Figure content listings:
****

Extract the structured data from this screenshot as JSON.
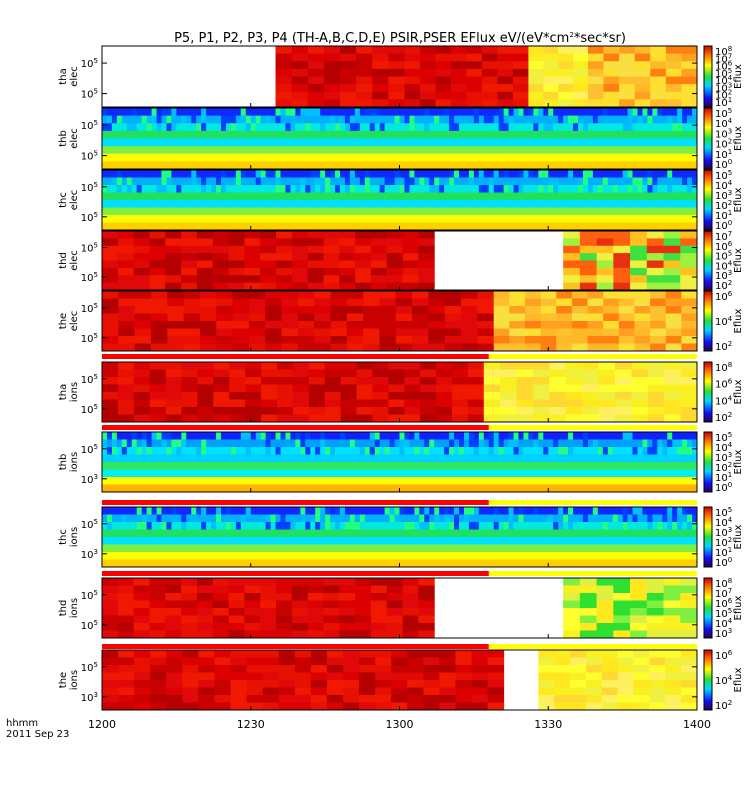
{
  "chart_data": {
    "type": "heatmap",
    "title": "P5, P1, P2, P3, P4 (TH-A,B,C,D,E) PSIR,PSER EFlux eV/(eV*cm²*sec*sr)",
    "time_axis": {
      "label_line1": "hhmm",
      "label_line2": "2011 Sep 23",
      "ticks": [
        "1200",
        "1230",
        "1300",
        "1330",
        "1400"
      ],
      "tick_minutes": [
        0,
        30,
        60,
        90,
        120
      ],
      "range_minutes": [
        0,
        120
      ]
    },
    "colorbar_label": "Eflux",
    "panels": [
      {
        "probe": "tha",
        "species": "elec",
        "y_ticks": [
          "10^5",
          "10^5"
        ],
        "cbar_ticks": [
          "10^8",
          "10^7",
          "10^6",
          "10^5",
          "10^4",
          "10^3",
          "10^2",
          "10^1"
        ],
        "gap_minutes": [
          0,
          35
        ],
        "segments": [
          [
            0,
            35,
            null
          ],
          [
            35,
            61,
            "red"
          ],
          [
            61,
            86,
            "red"
          ],
          [
            86,
            98,
            "yellow"
          ],
          [
            98,
            120,
            "yellow-orange"
          ]
        ]
      },
      {
        "probe": "thb",
        "species": "elec",
        "y_ticks": [
          "10^5",
          "10^5"
        ],
        "cbar_ticks": [
          "10^5",
          "10^4",
          "10^3",
          "10^2",
          "10^1",
          "10^0"
        ],
        "segments": [
          [
            0,
            120,
            "blue-green-yellow bands"
          ]
        ]
      },
      {
        "probe": "thc",
        "species": "elec",
        "y_ticks": [
          "10^5",
          "10^5"
        ],
        "cbar_ticks": [
          "10^5",
          "10^4",
          "10^3",
          "10^2",
          "10^1",
          "10^0"
        ],
        "segments": [
          [
            0,
            120,
            "blue-green-yellow bands"
          ]
        ]
      },
      {
        "probe": "thd",
        "species": "elec",
        "y_ticks": [
          "10^5",
          "10^5"
        ],
        "cbar_ticks": [
          "10^7",
          "10^6",
          "10^5",
          "10^4",
          "10^3",
          "10^2"
        ],
        "gap_minutes": [
          67,
          93
        ],
        "segments": [
          [
            0,
            67,
            "red"
          ],
          [
            67,
            93,
            null
          ],
          [
            93,
            120,
            "green-yellow-red"
          ]
        ]
      },
      {
        "probe": "the",
        "species": "elec",
        "y_ticks": [
          "10^5",
          "10^5"
        ],
        "cbar_ticks": [
          "10^6",
          "10^4",
          "10^2"
        ],
        "segments": [
          [
            0,
            79,
            "red"
          ],
          [
            79,
            120,
            "yellow-orange"
          ]
        ]
      },
      {
        "probe": "tha",
        "species": "ions",
        "y_ticks": [
          "10^5",
          "10^5"
        ],
        "cbar_ticks": [
          "10^8",
          "10^6",
          "10^4",
          "10^2"
        ],
        "segments": [
          [
            0,
            77,
            "red"
          ],
          [
            77,
            120,
            "yellow"
          ]
        ]
      },
      {
        "probe": "thb",
        "species": "ions",
        "y_ticks": [
          "10^5",
          "10^3"
        ],
        "cbar_ticks": [
          "10^5",
          "10^4",
          "10^3",
          "10^2",
          "10^1",
          "10^0"
        ],
        "segments": [
          [
            0,
            120,
            "blue-cyan-yellow bands"
          ]
        ]
      },
      {
        "probe": "thc",
        "species": "ions",
        "y_ticks": [
          "10^5",
          "10^3"
        ],
        "cbar_ticks": [
          "10^5",
          "10^4",
          "10^3",
          "10^2",
          "10^1",
          "10^0"
        ],
        "segments": [
          [
            0,
            120,
            "blue-green-yellow bands"
          ]
        ]
      },
      {
        "probe": "thd",
        "species": "ions",
        "y_ticks": [
          "10^5",
          "10^5"
        ],
        "cbar_ticks": [
          "10^8",
          "10^7",
          "10^6",
          "10^5",
          "10^4",
          "10^3"
        ],
        "gap_minutes": [
          67,
          93
        ],
        "segments": [
          [
            0,
            67,
            "red"
          ],
          [
            67,
            93,
            null
          ],
          [
            93,
            120,
            "green-yellow"
          ]
        ]
      },
      {
        "probe": "the",
        "species": "ions",
        "y_ticks": [
          "10^5",
          "10^3"
        ],
        "cbar_ticks": [
          "10^6",
          "10^4",
          "10^2"
        ],
        "gap_minutes": [
          81,
          88
        ],
        "segments": [
          [
            0,
            81,
            "red"
          ],
          [
            81,
            88,
            null
          ],
          [
            88,
            120,
            "yellow"
          ]
        ]
      }
    ]
  }
}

****

Copy every entry word for word, but omit the pictures.

Extract the structured data from this screenshot as JSON.
{
  "chart_data": {
    "type": "heatmap",
    "title": "P5, P1, P2, P3, P4 (TH-A,B,C,D,E) PSIR,PSER EFlux eV/(eV*cm²*sec*sr)",
    "time_axis": {
      "label_line1": "hhmm",
      "label_line2": "2011 Sep 23",
      "ticks": [
        "1200",
        "1230",
        "1300",
        "1330",
        "1400"
      ],
      "tick_minutes": [
        0,
        30,
        60,
        90,
        120
      ],
      "range_minutes": [
        0,
        120
      ]
    },
    "colorbar_label": "Eflux",
    "panels": [
      {
        "probe": "tha",
        "species": "elec",
        "y_ticks": [
          "10^5",
          "10^5"
        ],
        "cbar_ticks": [
          "10^8",
          "10^7",
          "10^6",
          "10^5",
          "10^4",
          "10^3",
          "10^2",
          "10^1"
        ],
        "gap_minutes": [
          0,
          35
        ],
        "segments": [
          [
            0,
            35,
            null
          ],
          [
            35,
            61,
            "red"
          ],
          [
            61,
            86,
            "red"
          ],
          [
            86,
            98,
            "yellow"
          ],
          [
            98,
            120,
            "yellow-orange"
          ]
        ]
      },
      {
        "probe": "thb",
        "species": "elec",
        "y_ticks": [
          "10^5",
          "10^5"
        ],
        "cbar_ticks": [
          "10^5",
          "10^4",
          "10^3",
          "10^2",
          "10^1",
          "10^0"
        ],
        "segments": [
          [
            0,
            120,
            "blue-green-yellow bands"
          ]
        ]
      },
      {
        "probe": "thc",
        "species": "elec",
        "y_ticks": [
          "10^5",
          "10^5"
        ],
        "cbar_ticks": [
          "10^5",
          "10^4",
          "10^3",
          "10^2",
          "10^1",
          "10^0"
        ],
        "segments": [
          [
            0,
            120,
            "blue-green-yellow bands"
          ]
        ]
      },
      {
        "probe": "thd",
        "species": "elec",
        "y_ticks": [
          "10^5",
          "10^5"
        ],
        "cbar_ticks": [
          "10^7",
          "10^6",
          "10^5",
          "10^4",
          "10^3",
          "10^2"
        ],
        "gap_minutes": [
          67,
          93
        ],
        "segments": [
          [
            0,
            67,
            "red"
          ],
          [
            67,
            93,
            null
          ],
          [
            93,
            120,
            "green-yellow-red"
          ]
        ]
      },
      {
        "probe": "the",
        "species": "elec",
        "y_ticks": [
          "10^5",
          "10^5"
        ],
        "cbar_ticks": [
          "10^6",
          "10^4",
          "10^2"
        ],
        "segments": [
          [
            0,
            79,
            "red"
          ],
          [
            79,
            120,
            "yellow-orange"
          ]
        ]
      },
      {
        "probe": "tha",
        "species": "ions",
        "y_ticks": [
          "10^5",
          "10^5"
        ],
        "cbar_ticks": [
          "10^8",
          "10^6",
          "10^4",
          "10^2"
        ],
        "segments": [
          [
            0,
            77,
            "red"
          ],
          [
            77,
            120,
            "yellow"
          ]
        ]
      },
      {
        "probe": "thb",
        "species": "ions",
        "y_ticks": [
          "10^5",
          "10^3"
        ],
        "cbar_ticks": [
          "10^5",
          "10^4",
          "10^3",
          "10^2",
          "10^1",
          "10^0"
        ],
        "segments": [
          [
            0,
            120,
            "blue-cyan-yellow bands"
          ]
        ]
      },
      {
        "probe": "thc",
        "species": "ions",
        "y_ticks": [
          "10^5",
          "10^3"
        ],
        "cbar_ticks": [
          "10^5",
          "10^4",
          "10^3",
          "10^2",
          "10^1",
          "10^0"
        ],
        "segments": [
          [
            0,
            120,
            "blue-green-yellow bands"
          ]
        ]
      },
      {
        "probe": "thd",
        "species": "ions",
        "y_ticks": [
          "10^5",
          "10^5"
        ],
        "cbar_ticks": [
          "10^8",
          "10^7",
          "10^6",
          "10^5",
          "10^4",
          "10^3"
        ],
        "gap_minutes": [
          67,
          93
        ],
        "segments": [
          [
            0,
            67,
            "red"
          ],
          [
            67,
            93,
            null
          ],
          [
            93,
            120,
            "green-yellow"
          ]
        ]
      },
      {
        "probe": "the",
        "species": "ions",
        "y_ticks": [
          "10^5",
          "10^3"
        ],
        "cbar_ticks": [
          "10^6",
          "10^4",
          "10^2"
        ],
        "gap_minutes": [
          81,
          88
        ],
        "segments": [
          [
            0,
            81,
            "red"
          ],
          [
            81,
            88,
            null
          ],
          [
            88,
            120,
            "yellow"
          ]
        ]
      }
    ]
  }
}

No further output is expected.